BEGIN Data extract
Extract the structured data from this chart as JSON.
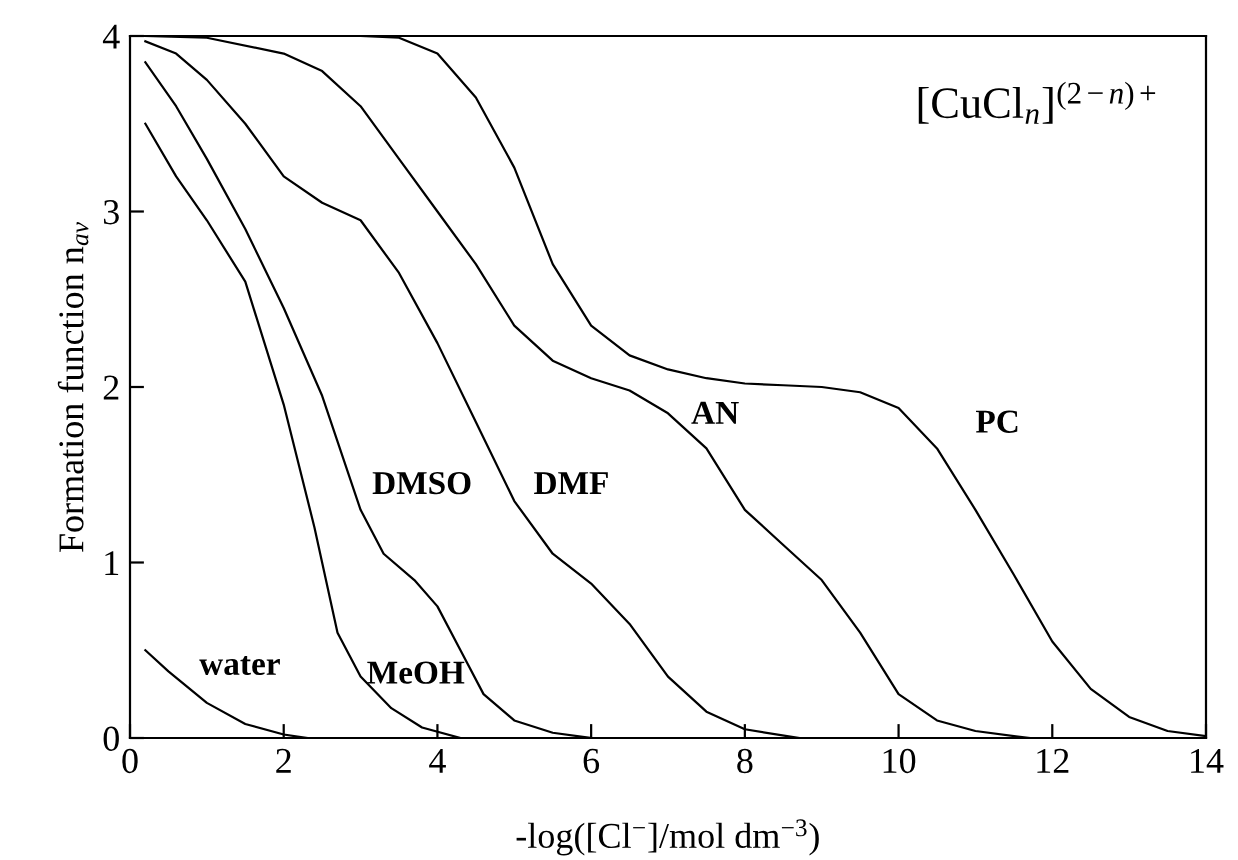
{
  "chart_data": {
    "type": "line",
    "xlabel": "-log([Cl$^{−}$]/mol dm$^{−3}$)",
    "ylabel": "Formation function n$_{av}$",
    "annotations": [
      "[CuCl$_{n}$]$^{(2−n)+}$"
    ],
    "xlim": [
      0,
      14
    ],
    "ylim": [
      0,
      4
    ],
    "xticks": [
      0,
      2,
      4,
      6,
      8,
      10,
      12,
      14
    ],
    "yticks": [
      0,
      1,
      2,
      3,
      4
    ],
    "grid": false,
    "legend": false,
    "marker": "none",
    "line_style": "solid",
    "series": [
      {
        "name": "water",
        "color": "#000000",
        "x": [
          0.2,
          0.5,
          1.0,
          1.5,
          2.0,
          2.3
        ],
        "values": [
          0.5,
          0.38,
          0.2,
          0.08,
          0.02,
          0
        ]
      },
      {
        "name": "MeOH",
        "color": "#000000",
        "x": [
          0.2,
          0.6,
          1.0,
          1.5,
          2.0,
          2.4,
          2.7,
          3.0,
          3.4,
          3.8,
          4.3
        ],
        "values": [
          3.5,
          3.2,
          2.95,
          2.6,
          1.9,
          1.2,
          0.6,
          0.35,
          0.17,
          0.06,
          0
        ]
      },
      {
        "name": "DMSO",
        "color": "#000000",
        "x": [
          0.2,
          0.6,
          1.0,
          1.5,
          2.0,
          2.5,
          3.0,
          3.3,
          3.7,
          4.0,
          4.3,
          4.6,
          5.0,
          5.5,
          6.0
        ],
        "values": [
          3.85,
          3.6,
          3.3,
          2.9,
          2.45,
          1.95,
          1.3,
          1.05,
          0.9,
          0.75,
          0.5,
          0.25,
          0.1,
          0.03,
          0
        ]
      },
      {
        "name": "DMF",
        "color": "#000000",
        "x": [
          0.2,
          0.6,
          1.0,
          1.5,
          2.0,
          2.5,
          3.0,
          3.5,
          4.0,
          4.5,
          5.0,
          5.5,
          6.0,
          6.5,
          7.0,
          7.5,
          8.0,
          8.7
        ],
        "values": [
          3.97,
          3.9,
          3.75,
          3.5,
          3.2,
          3.05,
          2.95,
          2.65,
          2.25,
          1.8,
          1.35,
          1.05,
          0.88,
          0.65,
          0.35,
          0.15,
          0.05,
          0
        ]
      },
      {
        "name": "AN",
        "color": "#000000",
        "x": [
          0.2,
          1,
          2,
          2.5,
          3,
          3.5,
          4,
          4.5,
          5,
          5.5,
          6,
          6.5,
          7,
          7.5,
          8,
          8.5,
          9,
          9.5,
          10,
          10.5,
          11,
          11.7
        ],
        "values": [
          4.0,
          3.99,
          3.9,
          3.8,
          3.6,
          3.3,
          3.0,
          2.7,
          2.35,
          2.15,
          2.05,
          1.98,
          1.85,
          1.65,
          1.3,
          1.1,
          0.9,
          0.6,
          0.25,
          0.1,
          0.04,
          0
        ]
      },
      {
        "name": "PC",
        "color": "#000000",
        "x": [
          0.2,
          2,
          3,
          3.5,
          4,
          4.5,
          5,
          5.5,
          6,
          6.5,
          7,
          7.5,
          8,
          8.5,
          9,
          9.5,
          10,
          10.5,
          11,
          11.5,
          12,
          12.5,
          13,
          13.5,
          14
        ],
        "values": [
          4.0,
          4.0,
          4.0,
          3.99,
          3.9,
          3.65,
          3.25,
          2.7,
          2.35,
          2.18,
          2.1,
          2.05,
          2.02,
          2.01,
          2.0,
          1.97,
          1.88,
          1.65,
          1.3,
          0.93,
          0.55,
          0.28,
          0.12,
          0.04,
          0.01
        ]
      }
    ]
  }
}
END Data extract
Directions - Set the listing down in full and exactly. Pictures within it should not appear in the copy.

Output for this exercise -
Extract the structured data from this chart as JSON.
{
  "chart_data": {
    "type": "line",
    "xlabel": "-log([Cl$^{−}$]/mol dm$^{−3}$)",
    "ylabel": "Formation function n$_{av}$",
    "annotations": [
      "[CuCl$_{n}$]$^{(2−n)+}$"
    ],
    "xlim": [
      0,
      14
    ],
    "ylim": [
      0,
      4
    ],
    "xticks": [
      0,
      2,
      4,
      6,
      8,
      10,
      12,
      14
    ],
    "yticks": [
      0,
      1,
      2,
      3,
      4
    ],
    "grid": false,
    "legend": false,
    "marker": "none",
    "line_style": "solid",
    "series": [
      {
        "name": "water",
        "color": "#000000",
        "x": [
          0.2,
          0.5,
          1.0,
          1.5,
          2.0,
          2.3
        ],
        "values": [
          0.5,
          0.38,
          0.2,
          0.08,
          0.02,
          0
        ]
      },
      {
        "name": "MeOH",
        "color": "#000000",
        "x": [
          0.2,
          0.6,
          1.0,
          1.5,
          2.0,
          2.4,
          2.7,
          3.0,
          3.4,
          3.8,
          4.3
        ],
        "values": [
          3.5,
          3.2,
          2.95,
          2.6,
          1.9,
          1.2,
          0.6,
          0.35,
          0.17,
          0.06,
          0
        ]
      },
      {
        "name": "DMSO",
        "color": "#000000",
        "x": [
          0.2,
          0.6,
          1.0,
          1.5,
          2.0,
          2.5,
          3.0,
          3.3,
          3.7,
          4.0,
          4.3,
          4.6,
          5.0,
          5.5,
          6.0
        ],
        "values": [
          3.85,
          3.6,
          3.3,
          2.9,
          2.45,
          1.95,
          1.3,
          1.05,
          0.9,
          0.75,
          0.5,
          0.25,
          0.1,
          0.03,
          0
        ]
      },
      {
        "name": "DMF",
        "color": "#000000",
        "x": [
          0.2,
          0.6,
          1.0,
          1.5,
          2.0,
          2.5,
          3.0,
          3.5,
          4.0,
          4.5,
          5.0,
          5.5,
          6.0,
          6.5,
          7.0,
          7.5,
          8.0,
          8.7
        ],
        "values": [
          3.97,
          3.9,
          3.75,
          3.5,
          3.2,
          3.05,
          2.95,
          2.65,
          2.25,
          1.8,
          1.35,
          1.05,
          0.88,
          0.65,
          0.35,
          0.15,
          0.05,
          0
        ]
      },
      {
        "name": "AN",
        "color": "#000000",
        "x": [
          0.2,
          1,
          2,
          2.5,
          3,
          3.5,
          4,
          4.5,
          5,
          5.5,
          6,
          6.5,
          7,
          7.5,
          8,
          8.5,
          9,
          9.5,
          10,
          10.5,
          11,
          11.7
        ],
        "values": [
          4.0,
          3.99,
          3.9,
          3.8,
          3.6,
          3.3,
          3.0,
          2.7,
          2.35,
          2.15,
          2.05,
          1.98,
          1.85,
          1.65,
          1.3,
          1.1,
          0.9,
          0.6,
          0.25,
          0.1,
          0.04,
          0
        ]
      },
      {
        "name": "PC",
        "color": "#000000",
        "x": [
          0.2,
          2,
          3,
          3.5,
          4,
          4.5,
          5,
          5.5,
          6,
          6.5,
          7,
          7.5,
          8,
          8.5,
          9,
          9.5,
          10,
          10.5,
          11,
          11.5,
          12,
          12.5,
          13,
          13.5,
          14
        ],
        "values": [
          4.0,
          4.0,
          4.0,
          3.99,
          3.9,
          3.65,
          3.25,
          2.7,
          2.35,
          2.18,
          2.1,
          2.05,
          2.02,
          2.01,
          2.0,
          1.97,
          1.88,
          1.65,
          1.3,
          0.93,
          0.55,
          0.28,
          0.12,
          0.04,
          0.01
        ]
      }
    ]
  }
}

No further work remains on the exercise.